→ WRITTEN EXERCISE
Write out each record below exactly as it appears, with no pictures.

→ SUPPLIED RECORDS
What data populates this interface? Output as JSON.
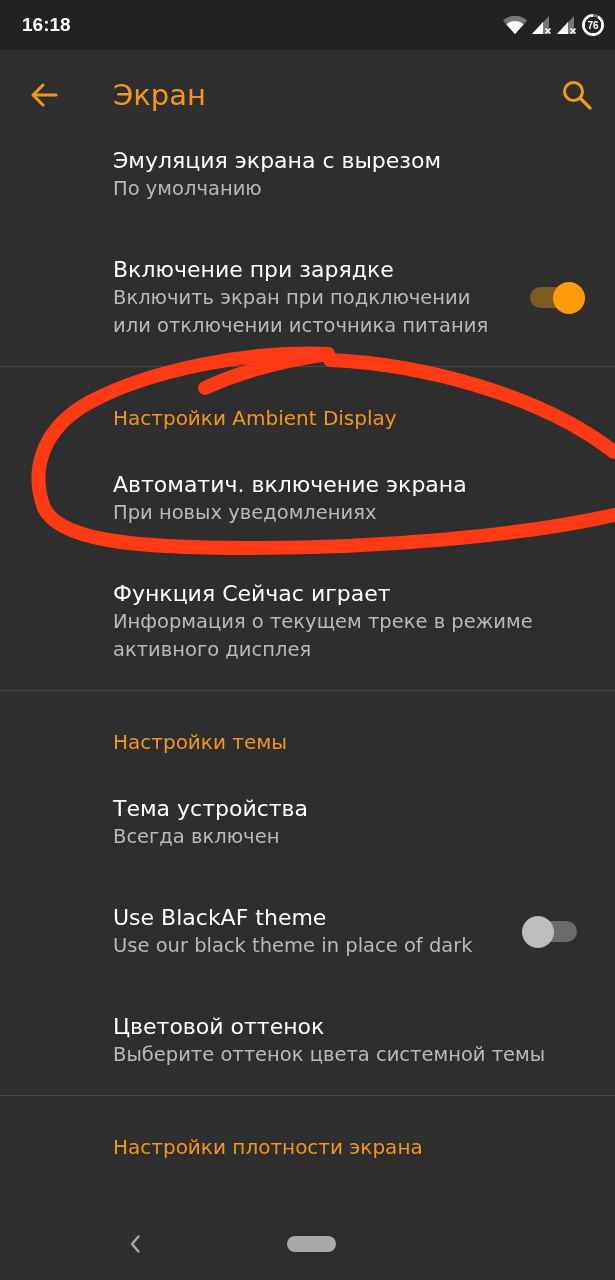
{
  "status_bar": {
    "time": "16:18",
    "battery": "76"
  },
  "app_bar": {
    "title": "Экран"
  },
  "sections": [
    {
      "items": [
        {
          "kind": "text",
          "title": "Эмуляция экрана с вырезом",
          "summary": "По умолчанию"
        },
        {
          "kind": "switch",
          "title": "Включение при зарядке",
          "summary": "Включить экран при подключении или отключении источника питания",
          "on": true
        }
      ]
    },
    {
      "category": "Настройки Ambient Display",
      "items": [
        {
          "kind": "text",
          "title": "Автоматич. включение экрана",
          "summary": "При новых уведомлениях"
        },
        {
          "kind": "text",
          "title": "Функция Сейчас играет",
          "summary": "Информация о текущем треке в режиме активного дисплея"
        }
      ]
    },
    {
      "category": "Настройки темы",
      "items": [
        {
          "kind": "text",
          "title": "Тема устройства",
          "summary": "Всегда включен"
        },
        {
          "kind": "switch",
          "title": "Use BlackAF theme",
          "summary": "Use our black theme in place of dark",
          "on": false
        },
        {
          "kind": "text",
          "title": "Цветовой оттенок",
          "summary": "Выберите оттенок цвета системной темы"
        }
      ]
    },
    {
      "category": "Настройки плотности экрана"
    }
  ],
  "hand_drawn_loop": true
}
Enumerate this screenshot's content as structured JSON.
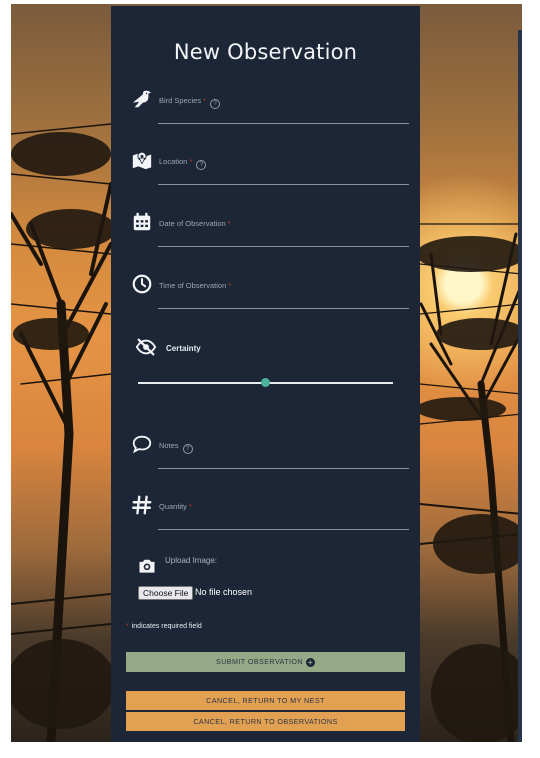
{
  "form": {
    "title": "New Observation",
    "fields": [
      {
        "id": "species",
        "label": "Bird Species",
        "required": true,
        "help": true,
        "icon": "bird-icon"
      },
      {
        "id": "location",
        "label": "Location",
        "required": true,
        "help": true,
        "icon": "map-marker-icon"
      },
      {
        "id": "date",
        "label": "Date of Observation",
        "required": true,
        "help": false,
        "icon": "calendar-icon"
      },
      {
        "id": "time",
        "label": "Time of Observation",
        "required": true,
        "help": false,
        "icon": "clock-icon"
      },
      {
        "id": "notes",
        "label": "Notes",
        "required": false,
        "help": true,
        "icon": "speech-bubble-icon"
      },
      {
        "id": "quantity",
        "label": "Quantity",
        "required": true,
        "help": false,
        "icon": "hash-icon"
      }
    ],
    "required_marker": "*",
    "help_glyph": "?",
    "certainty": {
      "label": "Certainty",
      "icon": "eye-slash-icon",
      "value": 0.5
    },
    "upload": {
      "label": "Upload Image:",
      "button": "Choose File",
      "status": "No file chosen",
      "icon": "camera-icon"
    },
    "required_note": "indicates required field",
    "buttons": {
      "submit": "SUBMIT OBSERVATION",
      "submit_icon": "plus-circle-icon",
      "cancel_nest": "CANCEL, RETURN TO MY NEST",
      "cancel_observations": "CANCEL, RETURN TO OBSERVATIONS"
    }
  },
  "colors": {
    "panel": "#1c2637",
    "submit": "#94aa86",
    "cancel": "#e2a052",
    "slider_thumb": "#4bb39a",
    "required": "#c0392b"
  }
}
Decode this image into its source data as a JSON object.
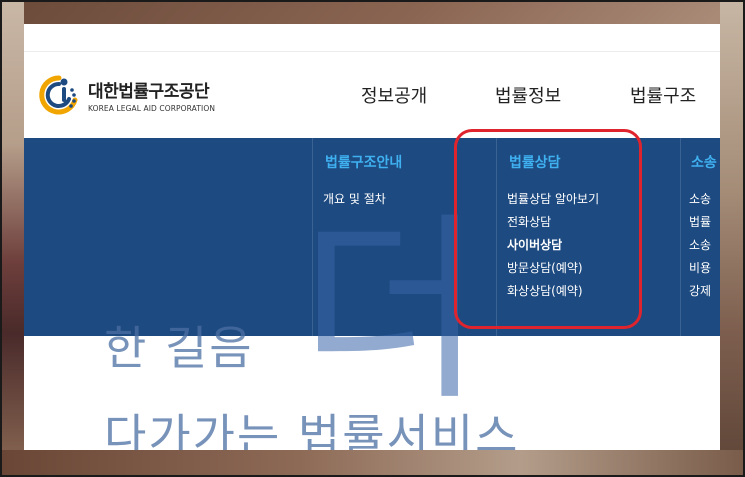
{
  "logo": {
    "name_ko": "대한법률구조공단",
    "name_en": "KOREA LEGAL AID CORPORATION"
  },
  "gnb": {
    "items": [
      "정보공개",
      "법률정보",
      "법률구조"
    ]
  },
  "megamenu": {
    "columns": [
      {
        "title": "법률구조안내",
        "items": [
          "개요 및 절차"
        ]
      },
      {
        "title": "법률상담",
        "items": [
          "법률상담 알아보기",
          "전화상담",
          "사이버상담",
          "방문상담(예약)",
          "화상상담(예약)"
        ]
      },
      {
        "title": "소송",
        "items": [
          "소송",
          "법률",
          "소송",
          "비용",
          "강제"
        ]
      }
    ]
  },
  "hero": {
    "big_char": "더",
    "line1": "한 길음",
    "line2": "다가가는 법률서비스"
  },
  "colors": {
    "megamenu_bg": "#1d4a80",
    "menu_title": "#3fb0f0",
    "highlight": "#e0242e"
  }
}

→ COMPLETED EXERCISE
What data populates this interface? Output as JSON.
{
  "status_bar": {
    "time": "16:18",
    "battery": "76"
  },
  "app_bar": {
    "title": "Экран"
  },
  "sections": [
    {
      "items": [
        {
          "kind": "text",
          "title": "Эмуляция экрана с вырезом",
          "summary": "По умолчанию"
        },
        {
          "kind": "switch",
          "title": "Включение при зарядке",
          "summary": "Включить экран при подключении или отключении источника питания",
          "on": true
        }
      ]
    },
    {
      "category": "Настройки Ambient Display",
      "items": [
        {
          "kind": "text",
          "title": "Автоматич. включение экрана",
          "summary": "При новых уведомлениях"
        },
        {
          "kind": "text",
          "title": "Функция Сейчас играет",
          "summary": "Информация о текущем треке в режиме активного дисплея"
        }
      ]
    },
    {
      "category": "Настройки темы",
      "items": [
        {
          "kind": "text",
          "title": "Тема устройства",
          "summary": "Всегда включен"
        },
        {
          "kind": "switch",
          "title": "Use BlackAF theme",
          "summary": "Use our black theme in place of dark",
          "on": false
        },
        {
          "kind": "text",
          "title": "Цветовой оттенок",
          "summary": "Выберите оттенок цвета системной темы"
        }
      ]
    },
    {
      "category": "Настройки плотности экрана"
    }
  ],
  "hand_drawn_loop": true
}
Enumerate this screenshot's content as structured JSON.
{
  "form": {
    "title": "New Observation",
    "fields": [
      {
        "id": "species",
        "label": "Bird Species",
        "required": true,
        "help": true,
        "icon": "bird-icon"
      },
      {
        "id": "location",
        "label": "Location",
        "required": true,
        "help": true,
        "icon": "map-marker-icon"
      },
      {
        "id": "date",
        "label": "Date of Observation",
        "required": true,
        "help": false,
        "icon": "calendar-icon"
      },
      {
        "id": "time",
        "label": "Time of Observation",
        "required": true,
        "help": false,
        "icon": "clock-icon"
      },
      {
        "id": "notes",
        "label": "Notes",
        "required": false,
        "help": true,
        "icon": "speech-bubble-icon"
      },
      {
        "id": "quantity",
        "label": "Quantity",
        "required": true,
        "help": false,
        "icon": "hash-icon"
      }
    ],
    "required_marker": "*",
    "help_glyph": "?",
    "certainty": {
      "label": "Certainty",
      "icon": "eye-slash-icon",
      "value": 0.5
    },
    "upload": {
      "label": "Upload Image:",
      "button": "Choose File",
      "status": "No file chosen",
      "icon": "camera-icon"
    },
    "required_note": "indicates required field",
    "buttons": {
      "submit": "SUBMIT OBSERVATION",
      "submit_icon": "plus-circle-icon",
      "cancel_nest": "CANCEL, RETURN TO MY NEST",
      "cancel_observations": "CANCEL, RETURN TO OBSERVATIONS"
    }
  },
  "colors": {
    "panel": "#1c2637",
    "submit": "#94aa86",
    "cancel": "#e2a052",
    "slider_thumb": "#4bb39a",
    "required": "#c0392b"
  }
}
Decode this image into its source data as a JSON object.
{
  "logo": {
    "name_ko": "대한법률구조공단",
    "name_en": "KOREA LEGAL AID CORPORATION"
  },
  "gnb": {
    "items": [
      "정보공개",
      "법률정보",
      "법률구조"
    ]
  },
  "megamenu": {
    "columns": [
      {
        "title": "법률구조안내",
        "items": [
          "개요 및 절차"
        ]
      },
      {
        "title": "법률상담",
        "items": [
          "법률상담 알아보기",
          "전화상담",
          "사이버상담",
          "방문상담(예약)",
          "화상상담(예약)"
        ]
      },
      {
        "title": "소송",
        "items": [
          "소송",
          "법률",
          "소송",
          "비용",
          "강제"
        ]
      }
    ]
  },
  "hero": {
    "big_char": "더",
    "line1": "한 길음",
    "line2": "다가가는 법률서비스"
  },
  "colors": {
    "megamenu_bg": "#1d4a80",
    "menu_title": "#3fb0f0",
    "highlight": "#e0242e"
  }
}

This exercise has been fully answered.